→ Information provided:
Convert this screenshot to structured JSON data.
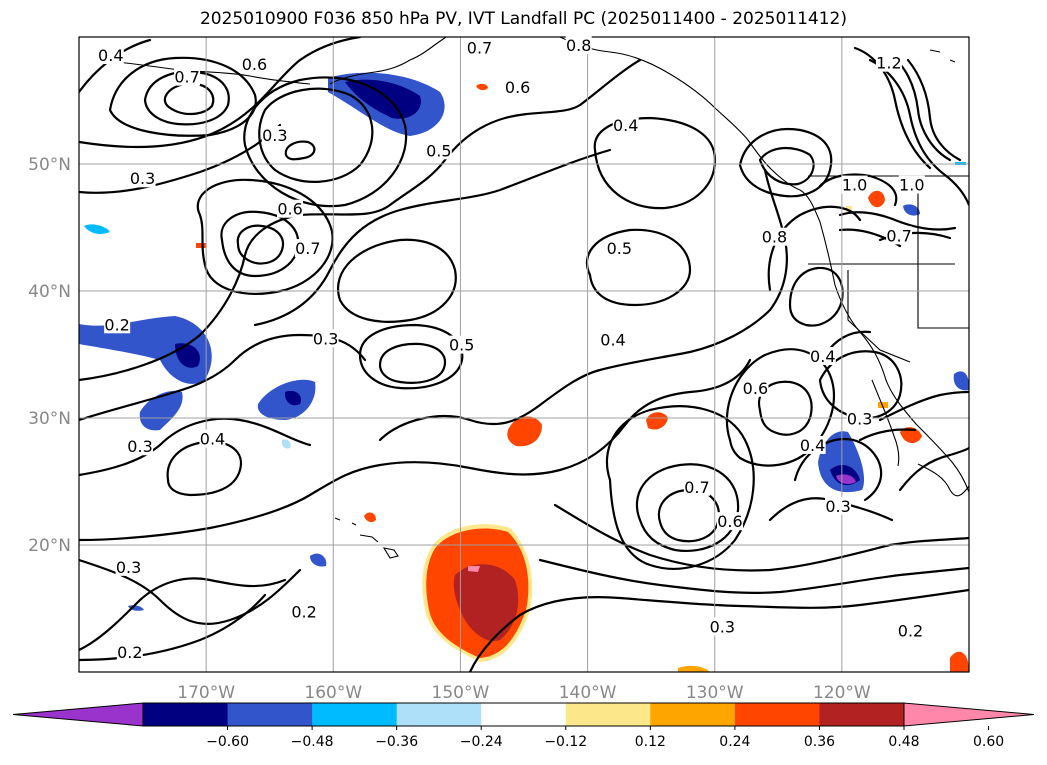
{
  "title": "2025010900 F036 850 hPa PV, IVT Landfall PC (2025011400 - 2025011412)",
  "map": {
    "lon_range": [
      -180,
      -110
    ],
    "lat_range": [
      10,
      60
    ],
    "lat_ticks": [
      "50°N",
      "40°N",
      "30°N",
      "20°N"
    ],
    "lat_values": [
      50,
      40,
      30,
      20
    ],
    "lon_ticks": [
      "170°W",
      "160°W",
      "150°W",
      "140°W",
      "130°W",
      "120°W"
    ],
    "lon_values": [
      -170,
      -160,
      -150,
      -140,
      -130,
      -120
    ],
    "grid": true
  },
  "colorbar": {
    "extend": "both",
    "colors": [
      "#9933cc",
      "#000080",
      "#3355cc",
      "#00bbff",
      "#aee0fa",
      "#ffffff",
      "#fce88a",
      "#ffa500",
      "#ff4500",
      "#b22222",
      "#ff88aa"
    ],
    "tick_labels": [
      "−0.60",
      "−0.48",
      "−0.36",
      "−0.24",
      "−0.12",
      "0.12",
      "0.24",
      "0.36",
      "0.48",
      "0.60"
    ]
  },
  "contour_labels": [
    {
      "text": "0.4",
      "lon": -177.5,
      "lat": 58.5
    },
    {
      "text": "0.7",
      "lon": -171.5,
      "lat": 56.8
    },
    {
      "text": "0.6",
      "lon": -166.2,
      "lat": 57.8
    },
    {
      "text": "0.7",
      "lon": -148.5,
      "lat": 59.1
    },
    {
      "text": "0.8",
      "lon": -140.7,
      "lat": 59.3
    },
    {
      "text": "0.6",
      "lon": -145.5,
      "lat": 56.0
    },
    {
      "text": "0.3",
      "lon": -164.6,
      "lat": 52.2
    },
    {
      "text": "0.5",
      "lon": -151.7,
      "lat": 51.0
    },
    {
      "text": "0.4",
      "lon": -137.0,
      "lat": 53.0
    },
    {
      "text": "1.2",
      "lon": -116.3,
      "lat": 57.9
    },
    {
      "text": "0.3",
      "lon": -175.0,
      "lat": 48.8
    },
    {
      "text": "0.6",
      "lon": -163.4,
      "lat": 46.4
    },
    {
      "text": "0.7",
      "lon": -162.0,
      "lat": 43.3
    },
    {
      "text": "0.5",
      "lon": -137.5,
      "lat": 43.3
    },
    {
      "text": "1.0",
      "lon": -119.0,
      "lat": 48.3
    },
    {
      "text": "1.0",
      "lon": -114.5,
      "lat": 48.3
    },
    {
      "text": "0.7",
      "lon": -115.5,
      "lat": 44.3
    },
    {
      "text": "0.8",
      "lon": -125.3,
      "lat": 44.2
    },
    {
      "text": "0.2",
      "lon": -177.0,
      "lat": 37.3
    },
    {
      "text": "0.3",
      "lon": -160.6,
      "lat": 36.2
    },
    {
      "text": "0.5",
      "lon": -149.9,
      "lat": 35.7
    },
    {
      "text": "0.4",
      "lon": -138.0,
      "lat": 36.1
    },
    {
      "text": "0.4",
      "lon": -121.5,
      "lat": 34.8
    },
    {
      "text": "0.6",
      "lon": -126.8,
      "lat": 32.3
    },
    {
      "text": "0.3",
      "lon": -175.2,
      "lat": 27.7
    },
    {
      "text": "0.4",
      "lon": -169.5,
      "lat": 28.3
    },
    {
      "text": "0.4",
      "lon": -122.3,
      "lat": 27.8
    },
    {
      "text": "0.3",
      "lon": -118.6,
      "lat": 29.9
    },
    {
      "text": "0.7",
      "lon": -131.4,
      "lat": 24.5
    },
    {
      "text": "0.6",
      "lon": -128.8,
      "lat": 21.8
    },
    {
      "text": "0.3",
      "lon": -120.3,
      "lat": 23.0
    },
    {
      "text": "0.3",
      "lon": -176.1,
      "lat": 18.2
    },
    {
      "text": "0.2",
      "lon": -162.3,
      "lat": 14.7
    },
    {
      "text": "0.3",
      "lon": -129.4,
      "lat": 13.5
    },
    {
      "text": "0.2",
      "lon": -114.6,
      "lat": 13.2
    },
    {
      "text": "0.2",
      "lon": -176.0,
      "lat": 11.5
    }
  ]
}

→ What to work on:
Give back every line exactly as it stands, pictures excluded.

→ Complete response:
Convert this screenshot to structured JSON data.
{
  "title": "2025010900 F036 850 hPa PV, IVT Landfall PC (2025011400 - 2025011412)",
  "map": {
    "lon_range": [
      -180,
      -110
    ],
    "lat_range": [
      10,
      60
    ],
    "lat_ticks": [
      "50°N",
      "40°N",
      "30°N",
      "20°N"
    ],
    "lat_values": [
      50,
      40,
      30,
      20
    ],
    "lon_ticks": [
      "170°W",
      "160°W",
      "150°W",
      "140°W",
      "130°W",
      "120°W"
    ],
    "lon_values": [
      -170,
      -160,
      -150,
      -140,
      -130,
      -120
    ],
    "grid": true
  },
  "colorbar": {
    "extend": "both",
    "colors": [
      "#9933cc",
      "#000080",
      "#3355cc",
      "#00bbff",
      "#aee0fa",
      "#ffffff",
      "#fce88a",
      "#ffa500",
      "#ff4500",
      "#b22222",
      "#ff88aa"
    ],
    "tick_labels": [
      "−0.60",
      "−0.48",
      "−0.36",
      "−0.24",
      "−0.12",
      "0.12",
      "0.24",
      "0.36",
      "0.48",
      "0.60"
    ]
  },
  "contour_labels": [
    {
      "text": "0.4",
      "lon": -177.5,
      "lat": 58.5
    },
    {
      "text": "0.7",
      "lon": -171.5,
      "lat": 56.8
    },
    {
      "text": "0.6",
      "lon": -166.2,
      "lat": 57.8
    },
    {
      "text": "0.7",
      "lon": -148.5,
      "lat": 59.1
    },
    {
      "text": "0.8",
      "lon": -140.7,
      "lat": 59.3
    },
    {
      "text": "0.6",
      "lon": -145.5,
      "lat": 56.0
    },
    {
      "text": "0.3",
      "lon": -164.6,
      "lat": 52.2
    },
    {
      "text": "0.5",
      "lon": -151.7,
      "lat": 51.0
    },
    {
      "text": "0.4",
      "lon": -137.0,
      "lat": 53.0
    },
    {
      "text": "1.2",
      "lon": -116.3,
      "lat": 57.9
    },
    {
      "text": "0.3",
      "lon": -175.0,
      "lat": 48.8
    },
    {
      "text": "0.6",
      "lon": -163.4,
      "lat": 46.4
    },
    {
      "text": "0.7",
      "lon": -162.0,
      "lat": 43.3
    },
    {
      "text": "0.5",
      "lon": -137.5,
      "lat": 43.3
    },
    {
      "text": "1.0",
      "lon": -119.0,
      "lat": 48.3
    },
    {
      "text": "1.0",
      "lon": -114.5,
      "lat": 48.3
    },
    {
      "text": "0.7",
      "lon": -115.5,
      "lat": 44.3
    },
    {
      "text": "0.8",
      "lon": -125.3,
      "lat": 44.2
    },
    {
      "text": "0.2",
      "lon": -177.0,
      "lat": 37.3
    },
    {
      "text": "0.3",
      "lon": -160.6,
      "lat": 36.2
    },
    {
      "text": "0.5",
      "lon": -149.9,
      "lat": 35.7
    },
    {
      "text": "0.4",
      "lon": -138.0,
      "lat": 36.1
    },
    {
      "text": "0.4",
      "lon": -121.5,
      "lat": 34.8
    },
    {
      "text": "0.6",
      "lon": -126.8,
      "lat": 32.3
    },
    {
      "text": "0.3",
      "lon": -175.2,
      "lat": 27.7
    },
    {
      "text": "0.4",
      "lon": -169.5,
      "lat": 28.3
    },
    {
      "text": "0.4",
      "lon": -122.3,
      "lat": 27.8
    },
    {
      "text": "0.3",
      "lon": -118.6,
      "lat": 29.9
    },
    {
      "text": "0.7",
      "lon": -131.4,
      "lat": 24.5
    },
    {
      "text": "0.6",
      "lon": -128.8,
      "lat": 21.8
    },
    {
      "text": "0.3",
      "lon": -120.3,
      "lat": 23.0
    },
    {
      "text": "0.3",
      "lon": -176.1,
      "lat": 18.2
    },
    {
      "text": "0.2",
      "lon": -162.3,
      "lat": 14.7
    },
    {
      "text": "0.3",
      "lon": -129.4,
      "lat": 13.5
    },
    {
      "text": "0.2",
      "lon": -114.6,
      "lat": 13.2
    },
    {
      "text": "0.2",
      "lon": -176.0,
      "lat": 11.5
    }
  ]
}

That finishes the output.